**PROBLEM TO WORK ON:** In the records below, tally every line containing "care". Report only the total.

[Entries taken from a collection]
- Opening Delimiter -

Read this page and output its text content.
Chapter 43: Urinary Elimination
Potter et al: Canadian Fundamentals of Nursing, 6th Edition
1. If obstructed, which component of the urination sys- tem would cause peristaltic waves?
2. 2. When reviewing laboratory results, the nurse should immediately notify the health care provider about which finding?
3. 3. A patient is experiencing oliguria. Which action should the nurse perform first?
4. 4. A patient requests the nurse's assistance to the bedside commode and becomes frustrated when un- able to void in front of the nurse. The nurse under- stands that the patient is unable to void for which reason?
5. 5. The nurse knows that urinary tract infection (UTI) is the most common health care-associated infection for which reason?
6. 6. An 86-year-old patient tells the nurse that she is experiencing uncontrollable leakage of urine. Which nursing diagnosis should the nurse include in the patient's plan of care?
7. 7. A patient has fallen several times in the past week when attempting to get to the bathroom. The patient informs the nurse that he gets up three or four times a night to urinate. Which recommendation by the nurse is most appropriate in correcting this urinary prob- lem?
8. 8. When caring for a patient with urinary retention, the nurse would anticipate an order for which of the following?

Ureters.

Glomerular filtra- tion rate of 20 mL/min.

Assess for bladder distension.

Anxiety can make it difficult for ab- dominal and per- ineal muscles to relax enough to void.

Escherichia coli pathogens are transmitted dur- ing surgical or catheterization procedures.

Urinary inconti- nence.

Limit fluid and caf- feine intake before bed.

- Closing Delimiter -
- Opening Delimiter -

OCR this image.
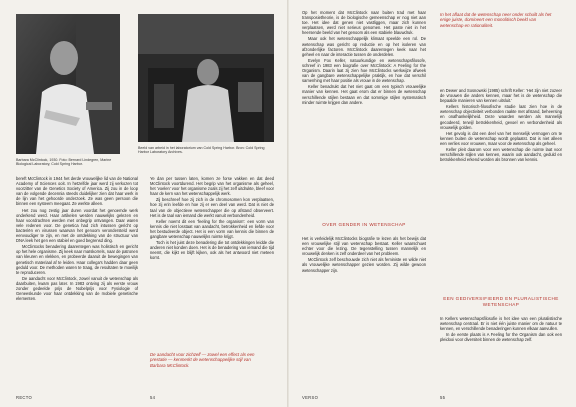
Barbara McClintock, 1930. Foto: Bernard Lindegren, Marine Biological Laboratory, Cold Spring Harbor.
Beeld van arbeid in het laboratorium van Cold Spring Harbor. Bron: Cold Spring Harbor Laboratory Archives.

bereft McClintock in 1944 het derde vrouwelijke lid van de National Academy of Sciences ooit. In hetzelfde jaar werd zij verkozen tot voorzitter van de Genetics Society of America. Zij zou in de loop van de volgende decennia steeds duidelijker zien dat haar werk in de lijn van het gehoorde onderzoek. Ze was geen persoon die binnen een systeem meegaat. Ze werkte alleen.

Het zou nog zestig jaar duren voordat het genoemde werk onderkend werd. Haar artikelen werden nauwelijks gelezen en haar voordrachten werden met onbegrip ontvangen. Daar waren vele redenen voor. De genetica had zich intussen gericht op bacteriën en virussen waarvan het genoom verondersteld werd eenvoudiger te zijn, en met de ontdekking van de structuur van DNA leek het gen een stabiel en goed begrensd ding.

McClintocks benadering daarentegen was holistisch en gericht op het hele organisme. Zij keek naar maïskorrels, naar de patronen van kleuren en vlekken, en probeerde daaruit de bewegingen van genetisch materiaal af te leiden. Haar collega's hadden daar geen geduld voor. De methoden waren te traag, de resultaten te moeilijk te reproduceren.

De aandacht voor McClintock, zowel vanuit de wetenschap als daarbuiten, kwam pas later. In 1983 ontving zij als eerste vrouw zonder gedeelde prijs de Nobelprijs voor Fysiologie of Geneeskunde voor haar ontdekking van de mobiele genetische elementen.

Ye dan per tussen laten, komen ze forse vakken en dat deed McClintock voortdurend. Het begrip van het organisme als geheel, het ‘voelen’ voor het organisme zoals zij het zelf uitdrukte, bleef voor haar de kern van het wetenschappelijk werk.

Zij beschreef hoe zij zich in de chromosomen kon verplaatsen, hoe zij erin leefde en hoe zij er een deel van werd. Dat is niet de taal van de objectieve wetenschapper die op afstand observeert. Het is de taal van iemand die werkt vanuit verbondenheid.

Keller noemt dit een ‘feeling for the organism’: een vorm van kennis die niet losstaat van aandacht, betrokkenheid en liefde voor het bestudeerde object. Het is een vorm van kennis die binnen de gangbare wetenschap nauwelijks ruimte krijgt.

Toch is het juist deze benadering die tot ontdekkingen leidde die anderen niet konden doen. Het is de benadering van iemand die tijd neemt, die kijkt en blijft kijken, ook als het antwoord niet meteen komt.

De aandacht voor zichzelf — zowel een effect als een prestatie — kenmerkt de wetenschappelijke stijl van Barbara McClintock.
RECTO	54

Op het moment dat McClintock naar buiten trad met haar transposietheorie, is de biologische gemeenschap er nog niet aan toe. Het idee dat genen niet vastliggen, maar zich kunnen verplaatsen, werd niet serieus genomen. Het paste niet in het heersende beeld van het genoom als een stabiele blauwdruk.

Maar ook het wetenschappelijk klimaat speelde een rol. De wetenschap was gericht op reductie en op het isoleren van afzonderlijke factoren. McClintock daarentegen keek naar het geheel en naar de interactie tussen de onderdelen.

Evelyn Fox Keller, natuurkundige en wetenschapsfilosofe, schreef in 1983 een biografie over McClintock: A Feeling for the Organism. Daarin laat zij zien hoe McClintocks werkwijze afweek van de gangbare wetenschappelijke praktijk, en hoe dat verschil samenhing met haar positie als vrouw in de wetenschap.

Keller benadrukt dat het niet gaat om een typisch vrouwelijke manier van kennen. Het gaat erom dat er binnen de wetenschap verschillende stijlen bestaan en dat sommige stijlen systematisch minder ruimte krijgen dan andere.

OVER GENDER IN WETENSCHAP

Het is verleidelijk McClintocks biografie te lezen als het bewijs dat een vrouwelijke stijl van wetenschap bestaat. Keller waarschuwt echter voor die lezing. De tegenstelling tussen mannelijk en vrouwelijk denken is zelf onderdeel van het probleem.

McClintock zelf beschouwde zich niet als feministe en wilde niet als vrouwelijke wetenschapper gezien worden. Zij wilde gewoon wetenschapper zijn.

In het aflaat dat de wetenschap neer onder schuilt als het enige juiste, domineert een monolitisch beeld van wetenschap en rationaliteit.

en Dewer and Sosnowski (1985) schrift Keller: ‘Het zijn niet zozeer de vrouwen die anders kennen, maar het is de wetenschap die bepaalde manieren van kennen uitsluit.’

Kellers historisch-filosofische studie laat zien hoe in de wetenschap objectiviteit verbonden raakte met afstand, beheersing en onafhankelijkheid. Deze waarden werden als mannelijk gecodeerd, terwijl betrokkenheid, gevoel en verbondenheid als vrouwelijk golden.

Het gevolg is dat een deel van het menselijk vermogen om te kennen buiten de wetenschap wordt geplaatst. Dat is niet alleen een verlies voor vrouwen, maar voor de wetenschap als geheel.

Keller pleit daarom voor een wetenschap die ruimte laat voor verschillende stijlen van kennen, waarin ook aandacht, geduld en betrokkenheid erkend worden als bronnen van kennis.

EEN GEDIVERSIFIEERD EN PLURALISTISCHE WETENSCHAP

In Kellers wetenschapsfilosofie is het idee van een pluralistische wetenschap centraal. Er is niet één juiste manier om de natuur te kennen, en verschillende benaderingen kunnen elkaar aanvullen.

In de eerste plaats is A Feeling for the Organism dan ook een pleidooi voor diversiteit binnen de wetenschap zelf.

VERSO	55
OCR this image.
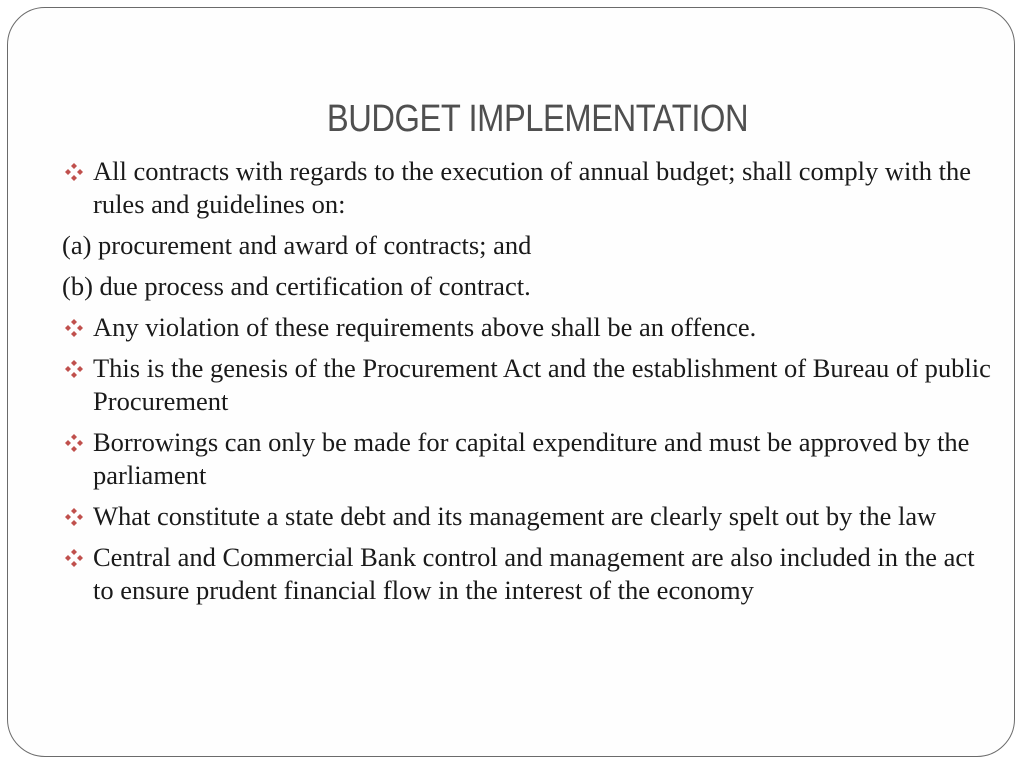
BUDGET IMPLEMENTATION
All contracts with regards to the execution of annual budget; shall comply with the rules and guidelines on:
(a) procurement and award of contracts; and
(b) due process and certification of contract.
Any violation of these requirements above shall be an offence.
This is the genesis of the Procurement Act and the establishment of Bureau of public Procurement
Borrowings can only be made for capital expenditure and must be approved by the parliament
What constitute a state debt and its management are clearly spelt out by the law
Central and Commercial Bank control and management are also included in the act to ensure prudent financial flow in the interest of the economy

- Closing Delimiter -

**FINAL ANSWER:** 3